-- BEGIN EXCERPTED DATA --

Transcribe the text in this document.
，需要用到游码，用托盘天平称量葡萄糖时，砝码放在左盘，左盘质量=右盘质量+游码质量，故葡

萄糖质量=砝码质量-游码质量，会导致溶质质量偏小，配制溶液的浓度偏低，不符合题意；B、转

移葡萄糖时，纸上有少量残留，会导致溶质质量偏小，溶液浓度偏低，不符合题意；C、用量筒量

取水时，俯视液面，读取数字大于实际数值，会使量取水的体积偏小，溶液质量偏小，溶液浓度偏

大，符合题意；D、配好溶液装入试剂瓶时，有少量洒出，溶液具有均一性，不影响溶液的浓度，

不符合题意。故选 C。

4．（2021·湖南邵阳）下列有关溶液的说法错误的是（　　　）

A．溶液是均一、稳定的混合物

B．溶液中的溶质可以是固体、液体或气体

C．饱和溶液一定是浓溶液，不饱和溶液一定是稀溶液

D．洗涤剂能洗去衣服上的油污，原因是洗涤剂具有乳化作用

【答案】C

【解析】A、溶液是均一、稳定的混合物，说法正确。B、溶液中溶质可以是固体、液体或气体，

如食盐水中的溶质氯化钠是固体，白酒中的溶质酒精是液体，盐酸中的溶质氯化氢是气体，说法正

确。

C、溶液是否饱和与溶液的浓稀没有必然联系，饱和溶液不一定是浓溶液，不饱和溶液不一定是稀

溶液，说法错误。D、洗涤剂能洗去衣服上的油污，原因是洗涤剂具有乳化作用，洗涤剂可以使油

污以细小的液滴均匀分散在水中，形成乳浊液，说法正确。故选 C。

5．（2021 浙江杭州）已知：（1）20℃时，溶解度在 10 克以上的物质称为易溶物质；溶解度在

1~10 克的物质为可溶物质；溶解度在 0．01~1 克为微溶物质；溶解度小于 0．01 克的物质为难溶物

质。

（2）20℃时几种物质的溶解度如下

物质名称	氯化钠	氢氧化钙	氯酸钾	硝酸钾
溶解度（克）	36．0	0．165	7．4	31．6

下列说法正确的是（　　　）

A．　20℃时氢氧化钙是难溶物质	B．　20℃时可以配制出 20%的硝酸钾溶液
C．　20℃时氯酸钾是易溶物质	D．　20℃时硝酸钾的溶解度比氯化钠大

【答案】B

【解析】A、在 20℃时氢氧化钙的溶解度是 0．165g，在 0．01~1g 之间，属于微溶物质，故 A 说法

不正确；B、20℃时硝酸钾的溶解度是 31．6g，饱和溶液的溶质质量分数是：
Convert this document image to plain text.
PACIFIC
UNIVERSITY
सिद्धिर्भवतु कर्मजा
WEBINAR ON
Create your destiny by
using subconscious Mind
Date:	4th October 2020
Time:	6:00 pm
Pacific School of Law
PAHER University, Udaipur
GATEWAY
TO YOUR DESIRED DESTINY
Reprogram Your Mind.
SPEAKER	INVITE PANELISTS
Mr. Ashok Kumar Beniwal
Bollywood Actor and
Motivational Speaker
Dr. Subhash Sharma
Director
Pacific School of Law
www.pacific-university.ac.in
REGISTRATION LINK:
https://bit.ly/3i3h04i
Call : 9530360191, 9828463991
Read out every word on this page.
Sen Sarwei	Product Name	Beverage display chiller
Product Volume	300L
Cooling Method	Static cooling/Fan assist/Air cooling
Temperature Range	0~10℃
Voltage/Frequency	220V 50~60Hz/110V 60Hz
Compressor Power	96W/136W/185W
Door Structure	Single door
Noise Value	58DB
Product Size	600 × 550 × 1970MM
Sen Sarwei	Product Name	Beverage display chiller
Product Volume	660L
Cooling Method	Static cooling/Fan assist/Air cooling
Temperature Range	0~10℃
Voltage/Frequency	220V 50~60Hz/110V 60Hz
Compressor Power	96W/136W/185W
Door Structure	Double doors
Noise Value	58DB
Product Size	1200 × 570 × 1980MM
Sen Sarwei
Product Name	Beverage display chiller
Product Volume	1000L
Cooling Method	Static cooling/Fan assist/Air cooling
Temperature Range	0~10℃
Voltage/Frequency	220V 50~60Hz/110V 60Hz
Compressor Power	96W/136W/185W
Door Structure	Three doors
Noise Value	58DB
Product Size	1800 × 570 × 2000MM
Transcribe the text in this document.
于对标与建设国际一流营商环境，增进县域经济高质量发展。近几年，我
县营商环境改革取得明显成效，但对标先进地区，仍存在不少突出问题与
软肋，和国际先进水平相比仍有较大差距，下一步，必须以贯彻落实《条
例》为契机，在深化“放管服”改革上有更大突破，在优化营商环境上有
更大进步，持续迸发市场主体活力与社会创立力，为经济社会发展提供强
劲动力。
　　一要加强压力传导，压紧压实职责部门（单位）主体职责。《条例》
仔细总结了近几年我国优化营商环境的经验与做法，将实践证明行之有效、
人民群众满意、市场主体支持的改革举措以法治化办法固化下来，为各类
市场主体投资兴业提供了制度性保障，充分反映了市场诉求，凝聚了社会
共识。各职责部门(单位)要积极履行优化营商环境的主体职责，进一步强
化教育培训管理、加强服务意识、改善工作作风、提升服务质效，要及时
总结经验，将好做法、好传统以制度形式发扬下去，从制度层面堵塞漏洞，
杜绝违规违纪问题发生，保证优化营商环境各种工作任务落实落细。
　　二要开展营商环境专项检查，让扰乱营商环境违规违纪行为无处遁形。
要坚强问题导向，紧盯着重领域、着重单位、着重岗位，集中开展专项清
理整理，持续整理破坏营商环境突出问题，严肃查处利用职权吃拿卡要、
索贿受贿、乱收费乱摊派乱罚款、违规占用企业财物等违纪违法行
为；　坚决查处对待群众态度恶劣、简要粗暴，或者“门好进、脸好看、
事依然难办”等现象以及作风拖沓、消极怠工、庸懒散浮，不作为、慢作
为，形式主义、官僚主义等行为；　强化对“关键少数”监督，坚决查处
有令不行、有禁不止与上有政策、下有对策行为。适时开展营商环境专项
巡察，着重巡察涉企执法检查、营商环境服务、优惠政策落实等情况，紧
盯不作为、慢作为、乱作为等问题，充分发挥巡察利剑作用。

-- END EXCERPTED DATA --

STATED GOAL
Check each line above for the word "游码质量" and say how many have it, with nothing else.

FINAL RESULT
2